>> BEGIN Data rows

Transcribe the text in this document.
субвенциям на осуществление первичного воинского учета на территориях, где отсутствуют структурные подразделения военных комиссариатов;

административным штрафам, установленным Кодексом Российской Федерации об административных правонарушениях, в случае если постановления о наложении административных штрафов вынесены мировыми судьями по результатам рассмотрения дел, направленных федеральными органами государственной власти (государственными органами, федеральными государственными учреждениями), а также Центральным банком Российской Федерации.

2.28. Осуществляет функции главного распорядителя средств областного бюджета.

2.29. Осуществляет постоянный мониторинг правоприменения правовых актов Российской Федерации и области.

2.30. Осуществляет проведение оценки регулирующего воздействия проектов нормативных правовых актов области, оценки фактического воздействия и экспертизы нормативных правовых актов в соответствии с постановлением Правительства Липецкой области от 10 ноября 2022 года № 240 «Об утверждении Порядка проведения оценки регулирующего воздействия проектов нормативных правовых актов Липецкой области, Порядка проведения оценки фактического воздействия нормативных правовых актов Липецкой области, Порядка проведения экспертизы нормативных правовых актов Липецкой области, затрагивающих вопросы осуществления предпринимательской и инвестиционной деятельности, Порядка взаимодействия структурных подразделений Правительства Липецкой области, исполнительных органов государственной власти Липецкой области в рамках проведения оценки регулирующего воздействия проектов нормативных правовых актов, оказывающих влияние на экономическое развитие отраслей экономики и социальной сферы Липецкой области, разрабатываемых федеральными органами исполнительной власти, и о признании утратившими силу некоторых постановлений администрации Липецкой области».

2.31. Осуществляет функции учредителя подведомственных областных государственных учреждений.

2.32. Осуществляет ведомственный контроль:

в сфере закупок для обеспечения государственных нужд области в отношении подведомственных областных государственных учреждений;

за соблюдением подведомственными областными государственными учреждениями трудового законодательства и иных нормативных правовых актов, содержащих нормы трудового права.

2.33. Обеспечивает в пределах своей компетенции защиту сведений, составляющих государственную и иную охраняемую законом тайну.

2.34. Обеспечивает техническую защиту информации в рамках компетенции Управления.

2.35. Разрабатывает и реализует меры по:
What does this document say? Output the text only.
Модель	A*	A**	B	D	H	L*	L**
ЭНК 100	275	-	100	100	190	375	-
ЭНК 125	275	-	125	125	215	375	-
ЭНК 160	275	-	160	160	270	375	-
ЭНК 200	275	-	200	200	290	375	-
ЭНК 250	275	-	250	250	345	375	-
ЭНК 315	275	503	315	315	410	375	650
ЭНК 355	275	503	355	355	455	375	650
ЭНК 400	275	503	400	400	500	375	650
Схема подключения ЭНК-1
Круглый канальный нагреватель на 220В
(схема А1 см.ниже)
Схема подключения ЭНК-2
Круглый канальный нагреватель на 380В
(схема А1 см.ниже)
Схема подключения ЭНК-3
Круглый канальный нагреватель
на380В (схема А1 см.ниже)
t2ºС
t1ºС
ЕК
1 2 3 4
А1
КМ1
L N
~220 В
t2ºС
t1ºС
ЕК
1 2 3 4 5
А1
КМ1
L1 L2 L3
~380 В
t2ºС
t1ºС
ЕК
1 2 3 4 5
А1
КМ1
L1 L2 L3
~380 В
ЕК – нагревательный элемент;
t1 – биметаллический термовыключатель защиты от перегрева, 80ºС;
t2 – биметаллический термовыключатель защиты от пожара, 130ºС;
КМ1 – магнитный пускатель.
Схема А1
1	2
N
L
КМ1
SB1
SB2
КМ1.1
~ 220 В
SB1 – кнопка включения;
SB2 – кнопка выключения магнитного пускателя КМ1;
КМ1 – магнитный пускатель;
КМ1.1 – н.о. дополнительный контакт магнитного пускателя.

>> END Data rows

Work to complete:
Your task is to repeat every line exactly.

Task result:
Transcribe the text in this document.
субвенциям на осуществление первичного воинского учета на территориях, где отсутствуют структурные подразделения военных комиссариатов;

административным штрафам, установленным Кодексом Российской Федерации об административных правонарушениях, в случае если постановления о наложении административных штрафов вынесены мировыми судьями по результатам рассмотрения дел, направленных федеральными органами государственной власти (государственными органами, федеральными государственными учреждениями), а также Центральным банком Российской Федерации.

2.28. Осуществляет функции главного распорядителя средств областного бюджета.

2.29. Осуществляет постоянный мониторинг правоприменения правовых актов Российской Федерации и области.

2.30. Осуществляет проведение оценки регулирующего воздействия проектов нормативных правовых актов области, оценки фактического воздействия и экспертизы нормативных правовых актов в соответствии с постановлением Правительства Липецкой области от 10 ноября 2022 года № 240 «Об утверждении Порядка проведения оценки регулирующего воздействия проектов нормативных правовых актов Липецкой области, Порядка проведения оценки фактического воздействия нормативных правовых актов Липецкой области, Порядка проведения экспертизы нормативных правовых актов Липецкой области, затрагивающих вопросы осуществления предпринимательской и инвестиционной деятельности, Порядка взаимодействия структурных подразделений Правительства Липецкой области, исполнительных органов государственной власти Липецкой области в рамках проведения оценки регулирующего воздействия проектов нормативных правовых актов, оказывающих влияние на экономическое развитие отраслей экономики и социальной сферы Липецкой области, разрабатываемых федеральными органами исполнительной власти, и о признании утратившими силу некоторых постановлений администрации Липецкой области».

2.31. Осуществляет функции учредителя подведомственных областных государственных учреждений.

2.32. Осуществляет ведомственный контроль:

в сфере закупок для обеспечения государственных нужд области в отношении подведомственных областных государственных учреждений;

за соблюдением подведомственными областными государственными учреждениями трудового законодательства и иных нормативных правовых актов, содержащих нормы трудового права.

2.33. Обеспечивает в пределах своей компетенции защиту сведений, составляющих государственную и иную охраняемую законом тайну.

2.34. Обеспечивает техническую защиту информации в рамках компетенции Управления.

2.35. Разрабатывает и реализует меры по:
What does this document say? Output the text only.
Модель	A*	A**	B	D	H	L*	L**
ЭНК 100	275	-	100	100	190	375	-
ЭНК 125	275	-	125	125	215	375	-
ЭНК 160	275	-	160	160	270	375	-
ЭНК 200	275	-	200	200	290	375	-
ЭНК 250	275	-	250	250	345	375	-
ЭНК 315	275	503	315	315	410	375	650
ЭНК 355	275	503	355	355	455	375	650
ЭНК 400	275	503	400	400	500	375	650
Схема подключения ЭНК-1
Круглый канальный нагреватель на 220В
(схема А1 см.ниже)
Схема подключения ЭНК-2
Круглый канальный нагреватель на 380В
(схема А1 см.ниже)
Схема подключения ЭНК-3
Круглый канальный нагреватель
на380В (схема А1 см.ниже)
t2ºС
t1ºС
ЕК
1 2 3 4
А1
КМ1
L N
~220 В
t2ºС
t1ºС
ЕК
1 2 3 4 5
А1
КМ1
L1 L2 L3
~380 В
t2ºС
t1ºС
ЕК
1 2 3 4 5
А1
КМ1
L1 L2 L3
~380 В
ЕК – нагревательный элемент;
t1 – биметаллический термовыключатель защиты от перегрева, 80ºС;
t2 – биметаллический термовыключатель защиты от пожара, 130ºС;
КМ1 – магнитный пускатель.
Схема А1
1	2
N
L
КМ1
SB1
SB2
КМ1.1
~ 220 В
SB1 – кнопка включения;
SB2 – кнопка выключения магнитного пускателя КМ1;
КМ1 – магнитный пускатель;
КМ1.1 – н.о. дополнительный контакт магнитного пускателя.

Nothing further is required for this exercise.